/---

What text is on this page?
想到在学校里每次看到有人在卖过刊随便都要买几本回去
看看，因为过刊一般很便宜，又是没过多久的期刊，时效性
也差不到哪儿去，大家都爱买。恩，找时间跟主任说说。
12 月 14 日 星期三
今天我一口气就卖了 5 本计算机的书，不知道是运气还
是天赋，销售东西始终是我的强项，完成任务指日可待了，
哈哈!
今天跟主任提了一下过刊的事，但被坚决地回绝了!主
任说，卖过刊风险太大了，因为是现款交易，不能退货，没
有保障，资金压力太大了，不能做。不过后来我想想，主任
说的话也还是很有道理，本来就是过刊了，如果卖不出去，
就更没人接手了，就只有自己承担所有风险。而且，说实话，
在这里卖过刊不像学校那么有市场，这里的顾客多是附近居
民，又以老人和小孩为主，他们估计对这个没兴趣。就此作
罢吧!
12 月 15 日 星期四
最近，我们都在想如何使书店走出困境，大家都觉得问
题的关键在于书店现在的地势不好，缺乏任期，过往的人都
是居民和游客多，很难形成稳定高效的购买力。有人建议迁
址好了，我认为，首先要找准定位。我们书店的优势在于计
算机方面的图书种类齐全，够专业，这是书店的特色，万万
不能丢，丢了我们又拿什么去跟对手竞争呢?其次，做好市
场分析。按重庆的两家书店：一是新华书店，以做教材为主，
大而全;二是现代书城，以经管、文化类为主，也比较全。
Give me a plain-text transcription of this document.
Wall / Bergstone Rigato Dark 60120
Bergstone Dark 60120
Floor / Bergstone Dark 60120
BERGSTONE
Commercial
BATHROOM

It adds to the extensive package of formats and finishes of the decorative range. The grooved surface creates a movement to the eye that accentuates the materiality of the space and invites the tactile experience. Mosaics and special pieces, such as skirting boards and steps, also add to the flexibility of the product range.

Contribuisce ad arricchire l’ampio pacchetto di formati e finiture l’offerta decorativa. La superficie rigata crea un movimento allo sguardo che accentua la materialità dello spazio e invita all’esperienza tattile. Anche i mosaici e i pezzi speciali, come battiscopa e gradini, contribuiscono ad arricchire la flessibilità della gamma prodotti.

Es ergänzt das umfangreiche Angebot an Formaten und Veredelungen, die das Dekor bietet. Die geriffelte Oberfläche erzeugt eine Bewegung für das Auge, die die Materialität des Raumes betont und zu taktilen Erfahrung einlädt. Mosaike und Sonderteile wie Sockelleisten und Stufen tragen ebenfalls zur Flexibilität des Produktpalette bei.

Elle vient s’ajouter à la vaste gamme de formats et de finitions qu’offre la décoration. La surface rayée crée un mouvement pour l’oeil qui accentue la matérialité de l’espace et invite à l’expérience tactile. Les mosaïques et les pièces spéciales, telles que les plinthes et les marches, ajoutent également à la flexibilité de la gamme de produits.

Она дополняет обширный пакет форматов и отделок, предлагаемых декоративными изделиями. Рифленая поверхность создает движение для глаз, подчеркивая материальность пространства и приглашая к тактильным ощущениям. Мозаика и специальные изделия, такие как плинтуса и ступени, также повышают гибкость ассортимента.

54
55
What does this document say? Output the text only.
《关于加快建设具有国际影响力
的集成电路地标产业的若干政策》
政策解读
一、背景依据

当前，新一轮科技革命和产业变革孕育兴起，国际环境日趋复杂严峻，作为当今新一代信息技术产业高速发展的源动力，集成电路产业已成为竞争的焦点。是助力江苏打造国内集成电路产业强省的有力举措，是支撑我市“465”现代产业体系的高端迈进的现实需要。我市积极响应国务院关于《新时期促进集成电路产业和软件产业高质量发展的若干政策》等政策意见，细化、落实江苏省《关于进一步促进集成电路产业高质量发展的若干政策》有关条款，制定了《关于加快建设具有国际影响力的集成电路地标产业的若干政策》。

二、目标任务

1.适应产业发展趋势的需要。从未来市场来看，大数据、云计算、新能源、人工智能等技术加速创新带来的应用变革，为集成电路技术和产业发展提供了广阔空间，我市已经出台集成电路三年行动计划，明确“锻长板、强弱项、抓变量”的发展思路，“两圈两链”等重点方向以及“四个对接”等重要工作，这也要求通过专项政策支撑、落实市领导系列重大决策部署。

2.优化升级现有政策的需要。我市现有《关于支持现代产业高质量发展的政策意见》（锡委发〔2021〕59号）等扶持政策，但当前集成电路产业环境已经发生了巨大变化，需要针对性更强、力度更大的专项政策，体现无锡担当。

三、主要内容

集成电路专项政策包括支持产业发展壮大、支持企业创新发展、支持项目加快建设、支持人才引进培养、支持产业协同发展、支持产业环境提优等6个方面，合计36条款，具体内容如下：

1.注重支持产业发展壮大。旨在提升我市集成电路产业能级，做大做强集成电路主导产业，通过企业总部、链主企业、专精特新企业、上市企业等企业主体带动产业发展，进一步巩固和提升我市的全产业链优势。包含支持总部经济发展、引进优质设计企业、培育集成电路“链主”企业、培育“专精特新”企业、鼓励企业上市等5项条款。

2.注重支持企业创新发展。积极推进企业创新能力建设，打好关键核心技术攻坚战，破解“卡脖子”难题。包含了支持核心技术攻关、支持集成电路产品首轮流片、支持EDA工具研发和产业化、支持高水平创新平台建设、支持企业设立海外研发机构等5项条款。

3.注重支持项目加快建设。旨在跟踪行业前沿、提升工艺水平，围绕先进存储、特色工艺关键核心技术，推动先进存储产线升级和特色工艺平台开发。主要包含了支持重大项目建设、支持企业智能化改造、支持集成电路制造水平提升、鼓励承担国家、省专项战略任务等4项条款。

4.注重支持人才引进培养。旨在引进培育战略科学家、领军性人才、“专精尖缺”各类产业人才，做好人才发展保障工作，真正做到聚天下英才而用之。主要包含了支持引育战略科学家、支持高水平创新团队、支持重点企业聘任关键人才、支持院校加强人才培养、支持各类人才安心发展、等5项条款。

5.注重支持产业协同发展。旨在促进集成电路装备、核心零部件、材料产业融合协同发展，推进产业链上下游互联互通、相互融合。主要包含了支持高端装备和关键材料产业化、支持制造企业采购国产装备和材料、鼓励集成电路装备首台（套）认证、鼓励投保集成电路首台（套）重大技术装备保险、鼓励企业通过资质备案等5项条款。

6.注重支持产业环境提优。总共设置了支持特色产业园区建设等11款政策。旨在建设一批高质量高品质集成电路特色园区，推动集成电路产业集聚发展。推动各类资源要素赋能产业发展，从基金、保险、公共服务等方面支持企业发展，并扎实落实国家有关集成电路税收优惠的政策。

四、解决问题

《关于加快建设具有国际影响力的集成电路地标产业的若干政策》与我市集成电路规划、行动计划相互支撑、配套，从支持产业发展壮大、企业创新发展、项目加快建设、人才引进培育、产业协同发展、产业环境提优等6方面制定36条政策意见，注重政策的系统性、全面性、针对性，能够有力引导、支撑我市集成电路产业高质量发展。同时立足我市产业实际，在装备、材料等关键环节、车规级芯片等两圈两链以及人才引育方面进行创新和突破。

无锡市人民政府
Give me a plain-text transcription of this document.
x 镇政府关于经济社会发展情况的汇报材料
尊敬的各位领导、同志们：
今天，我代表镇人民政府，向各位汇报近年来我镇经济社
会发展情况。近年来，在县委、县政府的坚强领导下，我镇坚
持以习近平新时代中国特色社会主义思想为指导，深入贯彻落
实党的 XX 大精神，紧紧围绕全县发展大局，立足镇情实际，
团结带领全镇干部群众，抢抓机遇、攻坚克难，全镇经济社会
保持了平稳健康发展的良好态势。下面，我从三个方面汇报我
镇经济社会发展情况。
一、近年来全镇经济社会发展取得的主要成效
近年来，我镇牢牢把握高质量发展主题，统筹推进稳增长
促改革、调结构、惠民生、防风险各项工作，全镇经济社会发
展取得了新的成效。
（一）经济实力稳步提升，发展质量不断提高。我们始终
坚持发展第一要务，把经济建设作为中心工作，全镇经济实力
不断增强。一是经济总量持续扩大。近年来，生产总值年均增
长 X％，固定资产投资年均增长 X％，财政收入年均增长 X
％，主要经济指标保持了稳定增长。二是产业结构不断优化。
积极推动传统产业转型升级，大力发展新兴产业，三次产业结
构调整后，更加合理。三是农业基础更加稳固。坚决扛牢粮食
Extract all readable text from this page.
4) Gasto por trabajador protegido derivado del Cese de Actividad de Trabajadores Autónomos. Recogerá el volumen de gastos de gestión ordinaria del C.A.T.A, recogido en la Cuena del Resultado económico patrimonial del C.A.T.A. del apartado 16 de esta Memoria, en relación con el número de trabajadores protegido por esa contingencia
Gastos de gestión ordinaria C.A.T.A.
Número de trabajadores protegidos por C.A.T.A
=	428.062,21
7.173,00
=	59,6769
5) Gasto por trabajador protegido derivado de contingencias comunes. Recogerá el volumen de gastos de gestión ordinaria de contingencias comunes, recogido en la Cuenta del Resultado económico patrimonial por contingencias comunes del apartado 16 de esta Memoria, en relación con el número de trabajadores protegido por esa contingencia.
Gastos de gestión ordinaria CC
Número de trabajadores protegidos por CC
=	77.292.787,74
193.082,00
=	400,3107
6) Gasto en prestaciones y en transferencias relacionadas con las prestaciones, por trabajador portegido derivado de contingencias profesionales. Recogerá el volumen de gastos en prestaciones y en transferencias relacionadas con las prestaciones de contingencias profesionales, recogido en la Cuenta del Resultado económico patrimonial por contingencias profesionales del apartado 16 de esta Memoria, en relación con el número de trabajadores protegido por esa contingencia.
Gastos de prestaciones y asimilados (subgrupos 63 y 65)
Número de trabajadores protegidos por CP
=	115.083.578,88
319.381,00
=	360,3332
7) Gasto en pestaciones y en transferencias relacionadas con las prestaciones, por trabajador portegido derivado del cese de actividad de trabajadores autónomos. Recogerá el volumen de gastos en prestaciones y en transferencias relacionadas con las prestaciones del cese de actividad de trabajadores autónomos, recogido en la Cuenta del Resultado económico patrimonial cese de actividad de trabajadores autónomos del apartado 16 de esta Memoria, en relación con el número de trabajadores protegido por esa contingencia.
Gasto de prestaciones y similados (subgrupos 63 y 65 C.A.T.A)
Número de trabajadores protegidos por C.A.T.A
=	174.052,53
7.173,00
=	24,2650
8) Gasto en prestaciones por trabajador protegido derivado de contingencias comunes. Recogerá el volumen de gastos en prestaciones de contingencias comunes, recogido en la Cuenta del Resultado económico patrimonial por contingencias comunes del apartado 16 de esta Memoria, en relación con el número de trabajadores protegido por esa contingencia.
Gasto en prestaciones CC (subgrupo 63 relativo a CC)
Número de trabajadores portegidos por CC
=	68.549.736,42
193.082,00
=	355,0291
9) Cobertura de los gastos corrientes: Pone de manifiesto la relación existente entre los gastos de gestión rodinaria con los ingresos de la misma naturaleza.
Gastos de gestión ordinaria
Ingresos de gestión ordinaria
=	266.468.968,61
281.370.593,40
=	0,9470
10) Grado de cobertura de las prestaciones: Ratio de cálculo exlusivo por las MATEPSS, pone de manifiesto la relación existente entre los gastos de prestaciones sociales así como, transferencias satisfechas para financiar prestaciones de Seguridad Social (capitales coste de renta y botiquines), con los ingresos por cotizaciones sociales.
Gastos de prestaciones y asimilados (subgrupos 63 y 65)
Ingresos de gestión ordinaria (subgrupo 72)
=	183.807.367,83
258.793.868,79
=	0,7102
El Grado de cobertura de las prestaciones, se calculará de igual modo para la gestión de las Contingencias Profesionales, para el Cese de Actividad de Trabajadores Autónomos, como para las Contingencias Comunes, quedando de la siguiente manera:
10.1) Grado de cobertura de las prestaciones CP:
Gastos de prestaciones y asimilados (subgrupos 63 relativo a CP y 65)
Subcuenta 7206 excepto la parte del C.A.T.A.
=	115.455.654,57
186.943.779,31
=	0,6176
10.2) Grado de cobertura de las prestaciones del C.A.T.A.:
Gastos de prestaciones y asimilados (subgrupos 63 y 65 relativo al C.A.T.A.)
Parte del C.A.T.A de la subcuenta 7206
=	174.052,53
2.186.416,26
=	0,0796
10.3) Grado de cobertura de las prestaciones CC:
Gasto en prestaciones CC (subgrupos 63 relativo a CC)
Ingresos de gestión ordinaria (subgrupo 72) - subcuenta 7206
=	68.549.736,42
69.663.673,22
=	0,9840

\---

### Exercise instructions
From the material above, copy each line that includes the word "asimilados".

### Response to the task
Gastos de prestaciones y asimilados (subgrupos 63 y 65)
Gastos de prestaciones y asimilados (subgrupos 63 y 65)
Gastos de prestaciones y asimilados (subgrupos 63 relativo a CP y 65)
Gastos de prestaciones y asimilados (subgrupos 63 y 65 relativo al C.A.T.A.)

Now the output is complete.